• **WHAT IS ASKED**: All the data should come back exactly as it was given.
......
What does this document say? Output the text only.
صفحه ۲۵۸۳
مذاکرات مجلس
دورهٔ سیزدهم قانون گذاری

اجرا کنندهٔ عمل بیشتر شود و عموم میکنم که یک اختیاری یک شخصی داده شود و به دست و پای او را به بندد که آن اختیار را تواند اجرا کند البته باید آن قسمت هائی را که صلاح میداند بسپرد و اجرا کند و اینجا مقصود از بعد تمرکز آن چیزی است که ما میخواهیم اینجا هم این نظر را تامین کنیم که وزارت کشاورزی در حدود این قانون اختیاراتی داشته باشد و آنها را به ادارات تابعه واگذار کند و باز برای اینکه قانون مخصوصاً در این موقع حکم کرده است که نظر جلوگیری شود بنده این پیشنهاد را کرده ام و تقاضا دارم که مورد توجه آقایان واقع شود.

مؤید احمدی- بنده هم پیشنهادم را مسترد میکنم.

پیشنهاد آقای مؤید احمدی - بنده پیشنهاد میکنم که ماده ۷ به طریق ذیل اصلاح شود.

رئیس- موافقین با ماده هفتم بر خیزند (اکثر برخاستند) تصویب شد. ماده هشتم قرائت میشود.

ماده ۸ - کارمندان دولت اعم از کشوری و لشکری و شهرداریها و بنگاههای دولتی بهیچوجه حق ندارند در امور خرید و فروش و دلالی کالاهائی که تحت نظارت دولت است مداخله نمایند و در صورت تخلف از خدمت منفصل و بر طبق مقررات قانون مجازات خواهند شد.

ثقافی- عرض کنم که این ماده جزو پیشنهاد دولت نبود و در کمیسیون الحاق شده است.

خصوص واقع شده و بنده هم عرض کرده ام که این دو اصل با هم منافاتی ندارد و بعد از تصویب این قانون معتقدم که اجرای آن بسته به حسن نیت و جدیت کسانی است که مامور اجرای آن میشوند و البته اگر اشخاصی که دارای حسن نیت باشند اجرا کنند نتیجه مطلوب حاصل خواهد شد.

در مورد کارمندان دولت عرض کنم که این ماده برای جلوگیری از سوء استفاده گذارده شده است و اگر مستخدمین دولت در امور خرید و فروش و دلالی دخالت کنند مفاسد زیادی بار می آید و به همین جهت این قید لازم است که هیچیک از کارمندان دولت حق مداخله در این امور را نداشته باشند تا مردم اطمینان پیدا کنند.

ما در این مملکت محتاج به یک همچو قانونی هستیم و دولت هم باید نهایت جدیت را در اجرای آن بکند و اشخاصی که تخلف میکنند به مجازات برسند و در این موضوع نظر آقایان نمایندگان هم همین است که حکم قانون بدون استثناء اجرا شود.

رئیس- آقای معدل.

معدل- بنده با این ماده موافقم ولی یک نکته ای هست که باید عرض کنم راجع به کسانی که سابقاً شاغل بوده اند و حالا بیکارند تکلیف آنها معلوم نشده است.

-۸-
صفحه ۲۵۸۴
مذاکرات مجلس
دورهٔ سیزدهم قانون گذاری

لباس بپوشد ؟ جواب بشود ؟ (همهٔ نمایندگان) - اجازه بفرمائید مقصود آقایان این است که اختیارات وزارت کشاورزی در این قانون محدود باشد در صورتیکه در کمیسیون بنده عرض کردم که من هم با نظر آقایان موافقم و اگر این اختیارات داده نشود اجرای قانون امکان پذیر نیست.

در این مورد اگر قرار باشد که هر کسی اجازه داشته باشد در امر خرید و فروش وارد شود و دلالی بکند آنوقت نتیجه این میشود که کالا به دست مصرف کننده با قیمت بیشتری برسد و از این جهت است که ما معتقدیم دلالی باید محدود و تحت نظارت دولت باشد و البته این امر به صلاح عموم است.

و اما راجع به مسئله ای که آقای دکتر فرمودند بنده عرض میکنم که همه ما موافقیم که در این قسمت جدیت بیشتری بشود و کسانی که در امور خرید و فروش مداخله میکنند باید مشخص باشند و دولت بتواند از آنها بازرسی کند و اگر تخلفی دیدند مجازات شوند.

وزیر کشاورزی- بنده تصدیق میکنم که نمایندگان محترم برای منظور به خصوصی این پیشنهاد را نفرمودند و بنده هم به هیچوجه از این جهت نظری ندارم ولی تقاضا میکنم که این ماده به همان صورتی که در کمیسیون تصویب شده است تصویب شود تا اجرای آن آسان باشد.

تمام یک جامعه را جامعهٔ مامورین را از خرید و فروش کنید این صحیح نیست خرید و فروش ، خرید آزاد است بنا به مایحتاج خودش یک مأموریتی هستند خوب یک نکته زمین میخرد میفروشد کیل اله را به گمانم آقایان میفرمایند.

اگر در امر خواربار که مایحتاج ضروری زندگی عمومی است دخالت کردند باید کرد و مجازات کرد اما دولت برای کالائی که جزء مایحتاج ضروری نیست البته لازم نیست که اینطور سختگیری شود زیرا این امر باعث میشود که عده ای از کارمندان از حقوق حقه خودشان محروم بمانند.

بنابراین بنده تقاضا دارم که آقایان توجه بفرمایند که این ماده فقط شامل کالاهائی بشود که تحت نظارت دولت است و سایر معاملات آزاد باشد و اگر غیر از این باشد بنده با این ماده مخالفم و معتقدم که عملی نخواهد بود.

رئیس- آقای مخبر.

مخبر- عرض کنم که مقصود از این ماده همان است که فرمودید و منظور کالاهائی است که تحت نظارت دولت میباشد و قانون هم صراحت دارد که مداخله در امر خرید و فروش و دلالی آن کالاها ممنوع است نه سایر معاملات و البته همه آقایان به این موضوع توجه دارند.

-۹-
......
• **SOLUTION TO THIS PROBLEM**:
What does this document say? Output the text only.
صفحه ۲۵۸۳
مذاکرات مجلس
دورهٔ سیزدهم قانون گذاری

اجرا کنندهٔ عمل بیشتر شود و عموم میکنم که یک اختیاری یک شخصی داده شود و به دست و پای او را به بندد که آن اختیار را تواند اجرا کند البته باید آن قسمت هائی را که صلاح میداند بسپرد و اجرا کند و اینجا مقصود از بعد تمرکز آن چیزی است که ما میخواهیم اینجا هم این نظر را تامین کنیم که وزارت کشاورزی در حدود این قانون اختیاراتی داشته باشد و آنها را به ادارات تابعه واگذار کند و باز برای اینکه قانون مخصوصاً در این موقع حکم کرده است که نظر جلوگیری شود بنده این پیشنهاد را کرده ام و تقاضا دارم که مورد توجه آقایان واقع شود.

مؤید احمدی- بنده هم پیشنهادم را مسترد میکنم.

پیشنهاد آقای مؤید احمدی - بنده پیشنهاد میکنم که ماده ۷ به طریق ذیل اصلاح شود.

رئیس- موافقین با ماده هفتم بر خیزند (اکثر برخاستند) تصویب شد. ماده هشتم قرائت میشود.

ماده ۸ - کارمندان دولت اعم از کشوری و لشکری و شهرداریها و بنگاههای دولتی بهیچوجه حق ندارند در امور خرید و فروش و دلالی کالاهائی که تحت نظارت دولت است مداخله نمایند و در صورت تخلف از خدمت منفصل و بر طبق مقررات قانون مجازات خواهند شد.

ثقافی- عرض کنم که این ماده جزو پیشنهاد دولت نبود و در کمیسیون الحاق شده است.

خصوص واقع شده و بنده هم عرض کرده ام که این دو اصل با هم منافاتی ندارد و بعد از تصویب این قانون معتقدم که اجرای آن بسته به حسن نیت و جدیت کسانی است که مامور اجرای آن میشوند و البته اگر اشخاصی که دارای حسن نیت باشند اجرا کنند نتیجه مطلوب حاصل خواهد شد.

در مورد کارمندان دولت عرض کنم که این ماده برای جلوگیری از سوء استفاده گذارده شده است و اگر مستخدمین دولت در امور خرید و فروش و دلالی دخالت کنند مفاسد زیادی بار می آید و به همین جهت این قید لازم است که هیچیک از کارمندان دولت حق مداخله در این امور را نداشته باشند تا مردم اطمینان پیدا کنند.

ما در این مملکت محتاج به یک همچو قانونی هستیم و دولت هم باید نهایت جدیت را در اجرای آن بکند و اشخاصی که تخلف میکنند به مجازات برسند و در این موضوع نظر آقایان نمایندگان هم همین است که حکم قانون بدون استثناء اجرا شود.

رئیس- آقای معدل.

معدل- بنده با این ماده موافقم ولی یک نکته ای هست که باید عرض کنم راجع به کسانی که سابقاً شاغل بوده اند و حالا بیکارند تکلیف آنها معلوم نشده است.

-۸-
صفحه ۲۵۸۴
مذاکرات مجلس
دورهٔ سیزدهم قانون گذاری

لباس بپوشد ؟ جواب بشود ؟ (همهٔ نمایندگان) - اجازه بفرمائید مقصود آقایان این است که اختیارات وزارت کشاورزی در این قانون محدود باشد در صورتیکه در کمیسیون بنده عرض کردم که من هم با نظر آقایان موافقم و اگر این اختیارات داده نشود اجرای قانون امکان پذیر نیست.

در این مورد اگر قرار باشد که هر کسی اجازه داشته باشد در امر خرید و فروش وارد شود و دلالی بکند آنوقت نتیجه این میشود که کالا به دست مصرف کننده با قیمت بیشتری برسد و از این جهت است که ما معتقدیم دلالی باید محدود و تحت نظارت دولت باشد و البته این امر به صلاح عموم است.

و اما راجع به مسئله ای که آقای دکتر فرمودند بنده عرض میکنم که همه ما موافقیم که در این قسمت جدیت بیشتری بشود و کسانی که در امور خرید و فروش مداخله میکنند باید مشخص باشند و دولت بتواند از آنها بازرسی کند و اگر تخلفی دیدند مجازات شوند.

وزیر کشاورزی- بنده تصدیق میکنم که نمایندگان محترم برای منظور به خصوصی این پیشنهاد را نفرمودند و بنده هم به هیچوجه از این جهت نظری ندارم ولی تقاضا میکنم که این ماده به همان صورتی که در کمیسیون تصویب شده است تصویب شود تا اجرای آن آسان باشد.

تمام یک جامعه را جامعهٔ مامورین را از خرید و فروش کنید این صحیح نیست خرید و فروش ، خرید آزاد است بنا به مایحتاج خودش یک مأموریتی هستند خوب یک نکته زمین میخرد میفروشد کیل اله را به گمانم آقایان میفرمایند.

اگر در امر خواربار که مایحتاج ضروری زندگی عمومی است دخالت کردند باید کرد و مجازات کرد اما دولت برای کالائی که جزء مایحتاج ضروری نیست البته لازم نیست که اینطور سختگیری شود زیرا این امر باعث میشود که عده ای از کارمندان از حقوق حقه خودشان محروم بمانند.

بنابراین بنده تقاضا دارم که آقایان توجه بفرمایند که این ماده فقط شامل کالاهائی بشود که تحت نظارت دولت است و سایر معاملات آزاد باشد و اگر غیر از این باشد بنده با این ماده مخالفم و معتقدم که عملی نخواهد بود.

رئیس- آقای مخبر.

مخبر- عرض کنم که مقصود از این ماده همان است که فرمودید و منظور کالاهائی است که تحت نظارت دولت میباشد و قانون هم صراحت دارد که مداخله در امر خرید و فروش و دلالی آن کالاها ممنوع است نه سایر معاملات و البته همه آقایان به این موضوع توجه دارند.

-۹-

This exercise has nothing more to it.